#### TASK MATERIAL ####
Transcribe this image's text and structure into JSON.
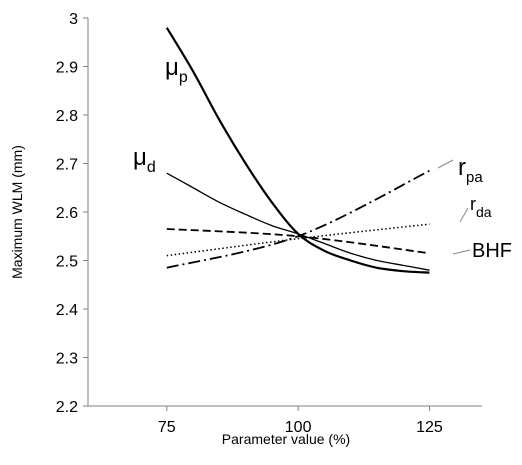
{
  "chart_data": {
    "type": "line",
    "xlabel": "Parameter value  (%)",
    "ylabel": "Maximum WLM (mm)",
    "xlim": [
      60,
      135
    ],
    "ylim": [
      2.2,
      3.0
    ],
    "x_ticks": [
      "75",
      "100",
      "125"
    ],
    "x_tick_values": [
      75,
      100,
      125
    ],
    "y_ticks": [
      "2.2",
      "2.3",
      "2.4",
      "2.5",
      "2.6",
      "2.7",
      "2.8",
      "2.9",
      "3"
    ],
    "y_tick_values": [
      2.2,
      2.3,
      2.4,
      2.5,
      2.6,
      2.7,
      2.8,
      2.9,
      3.0
    ],
    "grid": false,
    "legend": "none",
    "series": [
      {
        "key": "mu_p",
        "label_main": "μ",
        "label_sub": "p",
        "style": "solid-thick",
        "x": [
          75,
          80,
          85,
          90,
          95,
          100,
          105,
          110,
          115,
          120,
          125
        ],
        "y": [
          2.98,
          2.89,
          2.79,
          2.7,
          2.62,
          2.555,
          2.52,
          2.5,
          2.485,
          2.478,
          2.475
        ]
      },
      {
        "key": "mu_d",
        "label_main": "μ",
        "label_sub": "d",
        "style": "solid-thin",
        "x": [
          75,
          80,
          85,
          90,
          95,
          100,
          105,
          110,
          115,
          120,
          125
        ],
        "y": [
          2.68,
          2.65,
          2.62,
          2.595,
          2.572,
          2.555,
          2.535,
          2.515,
          2.5,
          2.49,
          2.48
        ]
      },
      {
        "key": "r_pa",
        "label_main": "r",
        "label_sub": "pa",
        "style": "dash-dot",
        "x": [
          75,
          100,
          125
        ],
        "y": [
          2.485,
          2.55,
          2.685
        ]
      },
      {
        "key": "r_da",
        "label_main": "r",
        "label_sub": "da",
        "style": "dotted",
        "x": [
          75,
          100,
          125
        ],
        "y": [
          2.51,
          2.545,
          2.575
        ]
      },
      {
        "key": "bhf",
        "label_main": "BHF",
        "label_sub": "",
        "style": "dashed",
        "x": [
          75,
          100,
          125
        ],
        "y": [
          2.565,
          2.55,
          2.515
        ]
      }
    ]
  }
}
####
**WHAT THIS TASK INVOLVES**. Tell how many lines of the data include the word "style", and nothing else.

**THE REPLY**. 5